#### SUPPLIED DATA:

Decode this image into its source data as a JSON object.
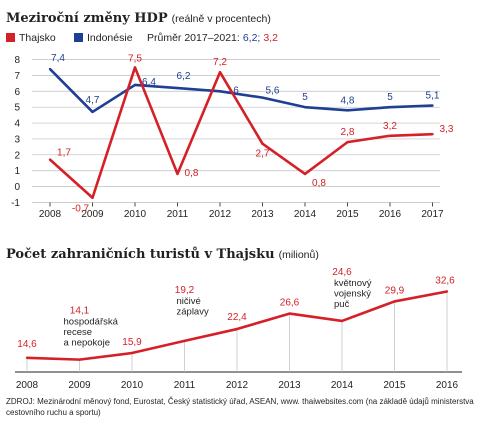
{
  "header": {
    "title1_bold": "Meziroční změny HDP",
    "title1_sub": "(reálně v procentech)",
    "title2_bold": "Počet zahraničních turistů v Thajsku",
    "title2_sub": "(milionů)"
  },
  "legend": {
    "average_label": "Průměr 2017–2021:",
    "average_a": "6,2;",
    "average_b": "3,2"
  },
  "source": {
    "line1": "ZDROJ: Mezinárodní měnový fond, Eurostat, Český statistický úřad, ASEAN, www. thaiwebsites.com (na základě údajů ministerstva",
    "line2": "cestovního ruchu a sportu)"
  },
  "chart_data": [
    {
      "type": "line",
      "title": "Meziroční změny HDP",
      "subtitle": "(reálně v procentech)",
      "x": [
        "2008",
        "2009",
        "2010",
        "2011",
        "2012",
        "2013",
        "2014",
        "2015",
        "2016",
        "2017"
      ],
      "ylim": [
        -1,
        8
      ],
      "yticks": [
        -1,
        0,
        1,
        2,
        3,
        4,
        5,
        6,
        7,
        8
      ],
      "grid": true,
      "legend_position": "top-left",
      "series": [
        {
          "name": "Thajsko",
          "color": "#d52027",
          "values": [
            1.7,
            -0.7,
            7.5,
            0.8,
            7.2,
            2.7,
            0.8,
            2.8,
            3.2,
            3.3
          ],
          "labels": [
            "1,7",
            "-0,7",
            "7,5",
            "0,8",
            "7,2",
            "2,7",
            "0,8",
            "2,8",
            "3,2",
            "3,3"
          ]
        },
        {
          "name": "Indonésie",
          "color": "#1f3f95",
          "values": [
            7.4,
            4.7,
            6.4,
            6.2,
            6.0,
            5.6,
            5.0,
            4.8,
            5.0,
            5.1
          ],
          "labels": [
            "7,4",
            "4,7",
            "6,4",
            "6,2",
            "6",
            "5,6",
            "5",
            "4,8",
            "5",
            "5,1"
          ]
        }
      ]
    },
    {
      "type": "line",
      "title": "Počet zahraničních turistů v Thajsku",
      "subtitle": "(milionů)",
      "x": [
        "2008",
        "2009",
        "2010",
        "2011",
        "2012",
        "2013",
        "2014",
        "2015",
        "2016"
      ],
      "ylim": [
        14,
        33
      ],
      "grid": false,
      "series": [
        {
          "color": "#d52027",
          "values": [
            14.6,
            14.1,
            15.9,
            19.2,
            22.4,
            26.6,
            24.6,
            29.9,
            32.6
          ],
          "labels": [
            "14,6",
            "14,1",
            "15,9",
            "19,2",
            "22,4",
            "26,6",
            "24,6",
            "29,9",
            "32,6"
          ]
        }
      ],
      "annotations": [
        {
          "x": "2009",
          "text": [
            "hospodářská",
            "recese",
            "a nepokoje"
          ]
        },
        {
          "x": "2011",
          "text": [
            "ničivé",
            "záplavy"
          ]
        },
        {
          "x": "2014",
          "text": [
            "květnový",
            "vojenský",
            "puč"
          ]
        }
      ]
    }
  ]
}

#### WHAT THIS TASK INVOLVES:
The records above must be printed exactly; the pictures stay out.

#### COMPLETE OUTPUT:
Decode this image into its source data as a JSON object.
{
  "header": {
    "title1_bold": "Meziroční změny HDP",
    "title1_sub": "(reálně v procentech)",
    "title2_bold": "Počet zahraničních turistů v Thajsku",
    "title2_sub": "(milionů)"
  },
  "legend": {
    "average_label": "Průměr 2017–2021:",
    "average_a": "6,2;",
    "average_b": "3,2"
  },
  "source": {
    "line1": "ZDROJ: Mezinárodní měnový fond, Eurostat, Český statistický úřad, ASEAN, www. thaiwebsites.com (na základě údajů ministerstva",
    "line2": "cestovního ruchu a sportu)"
  },
  "chart_data": [
    {
      "type": "line",
      "title": "Meziroční změny HDP",
      "subtitle": "(reálně v procentech)",
      "x": [
        "2008",
        "2009",
        "2010",
        "2011",
        "2012",
        "2013",
        "2014",
        "2015",
        "2016",
        "2017"
      ],
      "ylim": [
        -1,
        8
      ],
      "yticks": [
        -1,
        0,
        1,
        2,
        3,
        4,
        5,
        6,
        7,
        8
      ],
      "grid": true,
      "legend_position": "top-left",
      "series": [
        {
          "name": "Thajsko",
          "color": "#d52027",
          "values": [
            1.7,
            -0.7,
            7.5,
            0.8,
            7.2,
            2.7,
            0.8,
            2.8,
            3.2,
            3.3
          ],
          "labels": [
            "1,7",
            "-0,7",
            "7,5",
            "0,8",
            "7,2",
            "2,7",
            "0,8",
            "2,8",
            "3,2",
            "3,3"
          ]
        },
        {
          "name": "Indonésie",
          "color": "#1f3f95",
          "values": [
            7.4,
            4.7,
            6.4,
            6.2,
            6.0,
            5.6,
            5.0,
            4.8,
            5.0,
            5.1
          ],
          "labels": [
            "7,4",
            "4,7",
            "6,4",
            "6,2",
            "6",
            "5,6",
            "5",
            "4,8",
            "5",
            "5,1"
          ]
        }
      ]
    },
    {
      "type": "line",
      "title": "Počet zahraničních turistů v Thajsku",
      "subtitle": "(milionů)",
      "x": [
        "2008",
        "2009",
        "2010",
        "2011",
        "2012",
        "2013",
        "2014",
        "2015",
        "2016"
      ],
      "ylim": [
        14,
        33
      ],
      "grid": false,
      "series": [
        {
          "color": "#d52027",
          "values": [
            14.6,
            14.1,
            15.9,
            19.2,
            22.4,
            26.6,
            24.6,
            29.9,
            32.6
          ],
          "labels": [
            "14,6",
            "14,1",
            "15,9",
            "19,2",
            "22,4",
            "26,6",
            "24,6",
            "29,9",
            "32,6"
          ]
        }
      ],
      "annotations": [
        {
          "x": "2009",
          "text": [
            "hospodářská",
            "recese",
            "a nepokoje"
          ]
        },
        {
          "x": "2011",
          "text": [
            "ničivé",
            "záplavy"
          ]
        },
        {
          "x": "2014",
          "text": [
            "květnový",
            "vojenský",
            "puč"
          ]
        }
      ]
    }
  ]
}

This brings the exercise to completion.